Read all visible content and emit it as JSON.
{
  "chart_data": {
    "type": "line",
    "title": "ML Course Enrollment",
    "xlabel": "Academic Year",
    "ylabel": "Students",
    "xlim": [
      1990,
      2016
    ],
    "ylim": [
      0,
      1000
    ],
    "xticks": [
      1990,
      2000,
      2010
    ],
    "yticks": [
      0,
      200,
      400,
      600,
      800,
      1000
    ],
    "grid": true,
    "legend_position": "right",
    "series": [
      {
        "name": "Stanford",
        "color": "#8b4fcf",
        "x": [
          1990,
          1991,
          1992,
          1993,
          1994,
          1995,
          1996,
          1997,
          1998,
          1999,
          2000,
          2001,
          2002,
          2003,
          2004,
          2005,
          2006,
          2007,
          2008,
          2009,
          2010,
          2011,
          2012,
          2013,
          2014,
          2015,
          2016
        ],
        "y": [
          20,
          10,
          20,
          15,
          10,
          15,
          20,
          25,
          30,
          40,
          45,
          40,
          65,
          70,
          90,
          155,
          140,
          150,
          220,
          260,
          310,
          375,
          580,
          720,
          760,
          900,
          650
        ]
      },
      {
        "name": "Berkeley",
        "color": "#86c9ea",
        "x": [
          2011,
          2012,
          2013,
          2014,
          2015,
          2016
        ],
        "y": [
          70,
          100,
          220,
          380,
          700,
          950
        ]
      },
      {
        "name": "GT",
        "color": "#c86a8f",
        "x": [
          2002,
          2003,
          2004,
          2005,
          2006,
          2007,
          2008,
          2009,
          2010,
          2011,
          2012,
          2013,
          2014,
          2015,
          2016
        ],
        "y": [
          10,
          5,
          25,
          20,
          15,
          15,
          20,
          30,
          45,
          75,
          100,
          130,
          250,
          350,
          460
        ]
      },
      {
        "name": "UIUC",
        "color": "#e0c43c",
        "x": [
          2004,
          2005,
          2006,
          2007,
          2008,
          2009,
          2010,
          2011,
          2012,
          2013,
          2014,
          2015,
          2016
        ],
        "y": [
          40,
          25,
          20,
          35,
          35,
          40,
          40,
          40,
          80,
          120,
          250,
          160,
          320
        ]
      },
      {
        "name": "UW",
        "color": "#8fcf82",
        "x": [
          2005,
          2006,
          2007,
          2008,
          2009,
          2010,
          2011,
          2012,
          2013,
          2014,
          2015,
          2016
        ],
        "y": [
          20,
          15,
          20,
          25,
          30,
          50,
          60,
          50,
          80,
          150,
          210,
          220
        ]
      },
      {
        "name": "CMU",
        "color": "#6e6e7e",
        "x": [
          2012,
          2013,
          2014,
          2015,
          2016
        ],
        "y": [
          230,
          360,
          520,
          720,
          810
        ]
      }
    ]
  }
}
━━━
Given instruction:
Retype every entry above, word for word.

Response below:
Read all visible content and emit it as JSON.
{
  "chart_data": {
    "type": "line",
    "title": "ML Course Enrollment",
    "xlabel": "Academic Year",
    "ylabel": "Students",
    "xlim": [
      1990,
      2016
    ],
    "ylim": [
      0,
      1000
    ],
    "xticks": [
      1990,
      2000,
      2010
    ],
    "yticks": [
      0,
      200,
      400,
      600,
      800,
      1000
    ],
    "grid": true,
    "legend_position": "right",
    "series": [
      {
        "name": "Stanford",
        "color": "#8b4fcf",
        "x": [
          1990,
          1991,
          1992,
          1993,
          1994,
          1995,
          1996,
          1997,
          1998,
          1999,
          2000,
          2001,
          2002,
          2003,
          2004,
          2005,
          2006,
          2007,
          2008,
          2009,
          2010,
          2011,
          2012,
          2013,
          2014,
          2015,
          2016
        ],
        "y": [
          20,
          10,
          20,
          15,
          10,
          15,
          20,
          25,
          30,
          40,
          45,
          40,
          65,
          70,
          90,
          155,
          140,
          150,
          220,
          260,
          310,
          375,
          580,
          720,
          760,
          900,
          650
        ]
      },
      {
        "name": "Berkeley",
        "color": "#86c9ea",
        "x": [
          2011,
          2012,
          2013,
          2014,
          2015,
          2016
        ],
        "y": [
          70,
          100,
          220,
          380,
          700,
          950
        ]
      },
      {
        "name": "GT",
        "color": "#c86a8f",
        "x": [
          2002,
          2003,
          2004,
          2005,
          2006,
          2007,
          2008,
          2009,
          2010,
          2011,
          2012,
          2013,
          2014,
          2015,
          2016
        ],
        "y": [
          10,
          5,
          25,
          20,
          15,
          15,
          20,
          30,
          45,
          75,
          100,
          130,
          250,
          350,
          460
        ]
      },
      {
        "name": "UIUC",
        "color": "#e0c43c",
        "x": [
          2004,
          2005,
          2006,
          2007,
          2008,
          2009,
          2010,
          2011,
          2012,
          2013,
          2014,
          2015,
          2016
        ],
        "y": [
          40,
          25,
          20,
          35,
          35,
          40,
          40,
          40,
          80,
          120,
          250,
          160,
          320
        ]
      },
      {
        "name": "UW",
        "color": "#8fcf82",
        "x": [
          2005,
          2006,
          2007,
          2008,
          2009,
          2010,
          2011,
          2012,
          2013,
          2014,
          2015,
          2016
        ],
        "y": [
          20,
          15,
          20,
          25,
          30,
          50,
          60,
          50,
          80,
          150,
          210,
          220
        ]
      },
      {
        "name": "CMU",
        "color": "#6e6e7e",
        "x": [
          2012,
          2013,
          2014,
          2015,
          2016
        ],
        "y": [
          230,
          360,
          520,
          720,
          810
        ]
      }
    ]
  }
}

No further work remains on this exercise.